What this task involves:
The listing beneath should be written out in full, exactly as shown.

▼▼▼

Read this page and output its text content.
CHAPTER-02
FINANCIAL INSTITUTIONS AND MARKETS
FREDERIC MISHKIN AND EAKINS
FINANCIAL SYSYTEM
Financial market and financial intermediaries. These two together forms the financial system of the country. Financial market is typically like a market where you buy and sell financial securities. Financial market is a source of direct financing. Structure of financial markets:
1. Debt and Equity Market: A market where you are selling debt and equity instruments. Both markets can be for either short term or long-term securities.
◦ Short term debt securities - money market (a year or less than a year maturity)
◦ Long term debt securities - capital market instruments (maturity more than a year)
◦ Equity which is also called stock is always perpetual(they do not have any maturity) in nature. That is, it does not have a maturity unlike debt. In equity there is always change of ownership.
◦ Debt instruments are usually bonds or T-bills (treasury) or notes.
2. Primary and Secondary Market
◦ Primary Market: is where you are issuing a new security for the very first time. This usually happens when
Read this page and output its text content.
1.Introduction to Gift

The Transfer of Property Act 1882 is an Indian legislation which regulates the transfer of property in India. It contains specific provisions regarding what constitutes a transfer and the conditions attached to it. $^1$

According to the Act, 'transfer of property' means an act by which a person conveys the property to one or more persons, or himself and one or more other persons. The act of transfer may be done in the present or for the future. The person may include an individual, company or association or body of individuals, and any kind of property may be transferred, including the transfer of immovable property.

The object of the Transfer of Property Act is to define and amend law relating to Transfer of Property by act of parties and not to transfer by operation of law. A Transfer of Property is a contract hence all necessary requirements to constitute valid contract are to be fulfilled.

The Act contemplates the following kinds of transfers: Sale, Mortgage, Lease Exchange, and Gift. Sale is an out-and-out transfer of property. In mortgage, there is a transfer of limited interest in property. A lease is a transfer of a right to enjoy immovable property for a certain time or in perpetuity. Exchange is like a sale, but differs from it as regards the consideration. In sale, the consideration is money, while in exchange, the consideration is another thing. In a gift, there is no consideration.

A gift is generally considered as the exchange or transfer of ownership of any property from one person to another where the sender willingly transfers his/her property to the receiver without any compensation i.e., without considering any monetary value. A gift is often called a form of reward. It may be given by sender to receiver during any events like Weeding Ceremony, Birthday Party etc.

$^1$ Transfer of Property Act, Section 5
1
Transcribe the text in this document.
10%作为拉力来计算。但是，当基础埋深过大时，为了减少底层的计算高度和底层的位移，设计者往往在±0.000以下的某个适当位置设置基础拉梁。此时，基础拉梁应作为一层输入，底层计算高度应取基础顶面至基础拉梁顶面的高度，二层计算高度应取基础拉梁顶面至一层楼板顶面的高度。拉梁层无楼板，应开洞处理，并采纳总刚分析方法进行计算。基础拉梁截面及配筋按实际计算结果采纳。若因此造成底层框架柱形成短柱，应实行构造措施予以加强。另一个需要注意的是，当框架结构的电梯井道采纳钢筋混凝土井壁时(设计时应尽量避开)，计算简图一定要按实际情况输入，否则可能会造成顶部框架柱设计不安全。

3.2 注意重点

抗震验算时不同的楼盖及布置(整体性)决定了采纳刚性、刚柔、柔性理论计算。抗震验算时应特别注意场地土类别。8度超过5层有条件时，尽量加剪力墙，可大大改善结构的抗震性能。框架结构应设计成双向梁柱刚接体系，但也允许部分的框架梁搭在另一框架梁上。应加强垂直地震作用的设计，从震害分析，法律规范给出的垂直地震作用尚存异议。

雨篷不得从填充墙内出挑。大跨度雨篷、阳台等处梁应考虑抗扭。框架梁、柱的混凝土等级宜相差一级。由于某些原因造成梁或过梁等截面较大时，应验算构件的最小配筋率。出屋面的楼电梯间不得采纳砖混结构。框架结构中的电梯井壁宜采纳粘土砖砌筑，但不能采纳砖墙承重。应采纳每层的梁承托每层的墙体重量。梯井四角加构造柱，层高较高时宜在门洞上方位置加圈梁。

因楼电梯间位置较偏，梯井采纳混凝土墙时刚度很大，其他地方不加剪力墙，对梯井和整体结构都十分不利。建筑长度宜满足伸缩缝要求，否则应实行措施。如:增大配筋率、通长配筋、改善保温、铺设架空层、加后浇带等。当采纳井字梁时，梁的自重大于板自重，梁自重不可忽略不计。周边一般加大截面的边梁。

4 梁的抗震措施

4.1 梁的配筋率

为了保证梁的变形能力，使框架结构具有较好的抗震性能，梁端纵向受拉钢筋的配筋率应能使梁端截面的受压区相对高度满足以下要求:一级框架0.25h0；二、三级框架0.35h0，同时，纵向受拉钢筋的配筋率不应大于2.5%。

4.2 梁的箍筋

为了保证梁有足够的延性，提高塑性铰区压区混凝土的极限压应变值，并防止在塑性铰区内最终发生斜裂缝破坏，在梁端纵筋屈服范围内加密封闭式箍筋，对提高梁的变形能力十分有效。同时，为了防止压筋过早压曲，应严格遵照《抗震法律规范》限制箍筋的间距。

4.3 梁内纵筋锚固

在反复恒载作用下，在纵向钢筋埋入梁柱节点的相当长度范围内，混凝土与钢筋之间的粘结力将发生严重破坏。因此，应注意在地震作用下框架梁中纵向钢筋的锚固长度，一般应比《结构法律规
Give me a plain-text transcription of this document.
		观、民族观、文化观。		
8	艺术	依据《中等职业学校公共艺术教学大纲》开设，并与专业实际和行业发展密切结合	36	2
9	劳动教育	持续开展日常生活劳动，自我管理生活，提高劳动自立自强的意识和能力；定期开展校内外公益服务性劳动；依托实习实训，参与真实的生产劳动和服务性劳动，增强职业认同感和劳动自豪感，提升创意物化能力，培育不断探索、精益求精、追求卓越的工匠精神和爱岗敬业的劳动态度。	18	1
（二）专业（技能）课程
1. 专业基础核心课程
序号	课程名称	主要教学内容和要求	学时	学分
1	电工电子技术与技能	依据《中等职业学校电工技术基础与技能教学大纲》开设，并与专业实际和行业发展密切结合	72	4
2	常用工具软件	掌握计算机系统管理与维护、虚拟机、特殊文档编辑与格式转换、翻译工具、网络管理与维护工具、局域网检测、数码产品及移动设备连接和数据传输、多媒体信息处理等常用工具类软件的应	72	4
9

▲▲▲

The reply:
Read this page and output its text content.
CHAPTER-02
FINANCIAL INSTITUTIONS AND MARKETS
FREDERIC MISHKIN AND EAKINS
FINANCIAL SYSYTEM
Financial market and financial intermediaries. These two together forms the financial system of the country. Financial market is typically like a market where you buy and sell financial securities. Financial market is a source of direct financing. Structure of financial markets:
1. Debt and Equity Market: A market where you are selling debt and equity instruments. Both markets can be for either short term or long-term securities.
◦ Short term debt securities - money market (a year or less than a year maturity)
◦ Long term debt securities - capital market instruments (maturity more than a year)
◦ Equity which is also called stock is always perpetual(they do not have any maturity) in nature. That is, it does not have a maturity unlike debt. In equity there is always change of ownership.
◦ Debt instruments are usually bonds or T-bills (treasury) or notes.
2. Primary and Secondary Market
◦ Primary Market: is where you are issuing a new security for the very first time. This usually happens when
Read this page and output its text content.
1.Introduction to Gift

The Transfer of Property Act 1882 is an Indian legislation which regulates the transfer of property in India. It contains specific provisions regarding what constitutes a transfer and the conditions attached to it. $^1$

According to the Act, 'transfer of property' means an act by which a person conveys the property to one or more persons, or himself and one or more other persons. The act of transfer may be done in the present or for the future. The person may include an individual, company or association or body of individuals, and any kind of property may be transferred, including the transfer of immovable property.

The object of the Transfer of Property Act is to define and amend law relating to Transfer of Property by act of parties and not to transfer by operation of law. A Transfer of Property is a contract hence all necessary requirements to constitute valid contract are to be fulfilled.

The Act contemplates the following kinds of transfers: Sale, Mortgage, Lease Exchange, and Gift. Sale is an out-and-out transfer of property. In mortgage, there is a transfer of limited interest in property. A lease is a transfer of a right to enjoy immovable property for a certain time or in perpetuity. Exchange is like a sale, but differs from it as regards the consideration. In sale, the consideration is money, while in exchange, the consideration is another thing. In a gift, there is no consideration.

A gift is generally considered as the exchange or transfer of ownership of any property from one person to another where the sender willingly transfers his/her property to the receiver without any compensation i.e., without considering any monetary value. A gift is often called a form of reward. It may be given by sender to receiver during any events like Weeding Ceremony, Birthday Party etc.

$^1$ Transfer of Property Act, Section 5
1
Transcribe the text in this document.
10%作为拉力来计算。但是，当基础埋深过大时，为了减少底层的计算高度和底层的位移，设计者往往在±0.000以下的某个适当位置设置基础拉梁。此时，基础拉梁应作为一层输入，底层计算高度应取基础顶面至基础拉梁顶面的高度，二层计算高度应取基础拉梁顶面至一层楼板顶面的高度。拉梁层无楼板，应开洞处理，并采纳总刚分析方法进行计算。基础拉梁截面及配筋按实际计算结果采纳。若因此造成底层框架柱形成短柱，应实行构造措施予以加强。另一个需要注意的是，当框架结构的电梯井道采纳钢筋混凝土井壁时(设计时应尽量避开)，计算简图一定要按实际情况输入，否则可能会造成顶部框架柱设计不安全。

3.2 注意重点

抗震验算时不同的楼盖及布置(整体性)决定了采纳刚性、刚柔、柔性理论计算。抗震验算时应特别注意场地土类别。8度超过5层有条件时，尽量加剪力墙，可大大改善结构的抗震性能。框架结构应设计成双向梁柱刚接体系，但也允许部分的框架梁搭在另一框架梁上。应加强垂直地震作用的设计，从震害分析，法律规范给出的垂直地震作用尚存异议。

雨篷不得从填充墙内出挑。大跨度雨篷、阳台等处梁应考虑抗扭。框架梁、柱的混凝土等级宜相差一级。由于某些原因造成梁或过梁等截面较大时，应验算构件的最小配筋率。出屋面的楼电梯间不得采纳砖混结构。框架结构中的电梯井壁宜采纳粘土砖砌筑，但不能采纳砖墙承重。应采纳每层的梁承托每层的墙体重量。梯井四角加构造柱，层高较高时宜在门洞上方位置加圈梁。

因楼电梯间位置较偏，梯井采纳混凝土墙时刚度很大，其他地方不加剪力墙，对梯井和整体结构都十分不利。建筑长度宜满足伸缩缝要求，否则应实行措施。如:增大配筋率、通长配筋、改善保温、铺设架空层、加后浇带等。当采纳井字梁时，梁的自重大于板自重，梁自重不可忽略不计。周边一般加大截面的边梁。

4 梁的抗震措施

4.1 梁的配筋率

为了保证梁的变形能力，使框架结构具有较好的抗震性能，梁端纵向受拉钢筋的配筋率应能使梁端截面的受压区相对高度满足以下要求:一级框架0.25h0；二、三级框架0.35h0，同时，纵向受拉钢筋的配筋率不应大于2.5%。

4.2 梁的箍筋

为了保证梁有足够的延性，提高塑性铰区压区混凝土的极限压应变值，并防止在塑性铰区内最终发生斜裂缝破坏，在梁端纵筋屈服范围内加密封闭式箍筋，对提高梁的变形能力十分有效。同时，为了防止压筋过早压曲，应严格遵照《抗震法律规范》限制箍筋的间距。

4.3 梁内纵筋锚固

在反复恒载作用下，在纵向钢筋埋入梁柱节点的相当长度范围内，混凝土与钢筋之间的粘结力将发生严重破坏。因此，应注意在地震作用下框架梁中纵向钢筋的锚固长度，一般应比《结构法律规
Give me a plain-text transcription of this document.
		观、民族观、文化观。		
8	艺术	依据《中等职业学校公共艺术教学大纲》开设，并与专业实际和行业发展密切结合	36	2
9	劳动教育	持续开展日常生活劳动，自我管理生活，提高劳动自立自强的意识和能力；定期开展校内外公益服务性劳动；依托实习实训，参与真实的生产劳动和服务性劳动，增强职业认同感和劳动自豪感，提升创意物化能力，培育不断探索、精益求精、追求卓越的工匠精神和爱岗敬业的劳动态度。	18	1
（二）专业（技能）课程
1. 专业基础核心课程
序号	课程名称	主要教学内容和要求	学时	学分
1	电工电子技术与技能	依据《中等职业学校电工技术基础与技能教学大纲》开设，并与专业实际和行业发展密切结合	72	4
2	常用工具软件	掌握计算机系统管理与维护、虚拟机、特殊文档编辑与格式转换、翻译工具、网络管理与维护工具、局域网检测、数码产品及移动设备连接和数据传输、多媒体信息处理等常用工具类软件的应	72	4
9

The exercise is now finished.